Goal: Where a line contains the string "xlabel", copy that line.

Material for this exercise:
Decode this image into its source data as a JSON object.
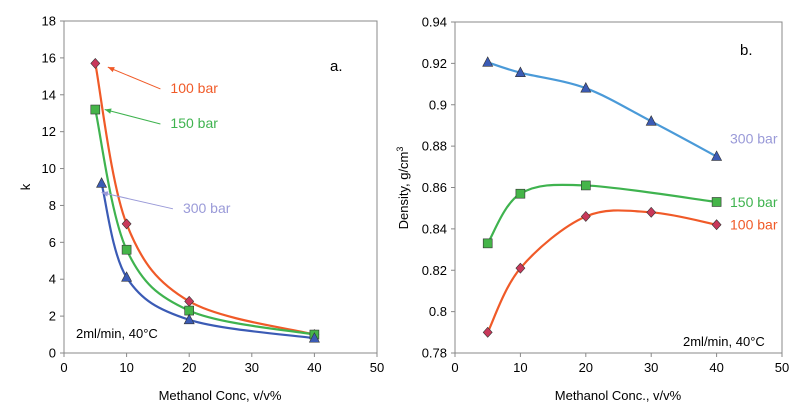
{
  "chart_data": [
    {
      "type": "line",
      "panel_label": "a.",
      "xlabel": "Methanol Conc, v/v%",
      "ylabel": "k",
      "xlim": [
        0,
        50
      ],
      "ylim": [
        0,
        18
      ],
      "x_ticks": [
        0,
        10,
        20,
        30,
        40,
        50
      ],
      "y_ticks": [
        0,
        2,
        4,
        6,
        8,
        10,
        12,
        14,
        16,
        18
      ],
      "annotation": "2ml/min, 40°C",
      "grid": false,
      "series": [
        {
          "name": "100 bar",
          "color": "#f05a28",
          "marker": "diamond",
          "marker_color": "#c8385a",
          "x": [
            5,
            10,
            20,
            40
          ],
          "y": [
            15.7,
            7.0,
            2.8,
            1.0
          ]
        },
        {
          "name": "150 bar",
          "color": "#3fb34f",
          "marker": "square",
          "marker_color": "#45b549",
          "x": [
            5,
            10,
            20,
            40
          ],
          "y": [
            13.2,
            5.6,
            2.3,
            1.0
          ]
        },
        {
          "name": "300 bar",
          "color": "#3b5bb5",
          "marker": "triangle",
          "marker_color": "#3b5bb5",
          "x": [
            6,
            10,
            20,
            40
          ],
          "y": [
            9.2,
            4.1,
            1.8,
            0.8
          ]
        }
      ],
      "labels": [
        {
          "text": "100 bar",
          "color": "#f05a28",
          "x": 17,
          "y": 14.1,
          "arrow_to": [
            7,
            15.5
          ]
        },
        {
          "text": "150 bar",
          "color": "#3fb34f",
          "x": 17,
          "y": 12.2,
          "arrow_to": [
            6.5,
            13.2
          ]
        },
        {
          "text": "300 bar",
          "color": "#9a9ad8",
          "x": 19,
          "y": 7.6,
          "arrow_to": [
            6,
            8.7
          ]
        }
      ]
    },
    {
      "type": "line",
      "panel_label": "b.",
      "xlabel": "Methanol Conc., v/v%",
      "ylabel": "Density, g/cm",
      "ylabel_sup": "3",
      "xlim": [
        0,
        50
      ],
      "ylim": [
        0.78,
        0.94
      ],
      "x_ticks": [
        0,
        10,
        20,
        30,
        40,
        50
      ],
      "y_ticks": [
        "0.78",
        "0.8",
        "0.82",
        "0.84",
        "0.86",
        "0.88",
        "0.9",
        "0.92",
        "0.94"
      ],
      "annotation": "2ml/min, 40°C",
      "grid": false,
      "series": [
        {
          "name": "300 bar",
          "color": "#4a9ad8",
          "marker": "triangle",
          "marker_color": "#3b5bb5",
          "x": [
            5,
            10,
            20,
            30,
            40
          ],
          "y": [
            0.9205,
            0.9155,
            0.908,
            0.892,
            0.875
          ]
        },
        {
          "name": "150 bar",
          "color": "#3fb34f",
          "marker": "square",
          "marker_color": "#45b549",
          "x": [
            5,
            10,
            20,
            40
          ],
          "y": [
            0.833,
            0.857,
            0.861,
            0.853
          ]
        },
        {
          "name": "100 bar",
          "color": "#f05a28",
          "marker": "diamond",
          "marker_color": "#c8385a",
          "x": [
            5,
            10,
            20,
            30,
            40
          ],
          "y": [
            0.79,
            0.821,
            0.846,
            0.848,
            0.842
          ]
        }
      ],
      "labels": [
        {
          "text": "300 bar",
          "color": "#9a9ad8"
        },
        {
          "text": "150 bar",
          "color": "#3fb34f"
        },
        {
          "text": "100 bar",
          "color": "#f05a28"
        }
      ]
    }
  ]
}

Solution to this task:
      "xlabel": "Methanol Conc, v/v%",
      "xlabel": "Methanol Conc., v/v%",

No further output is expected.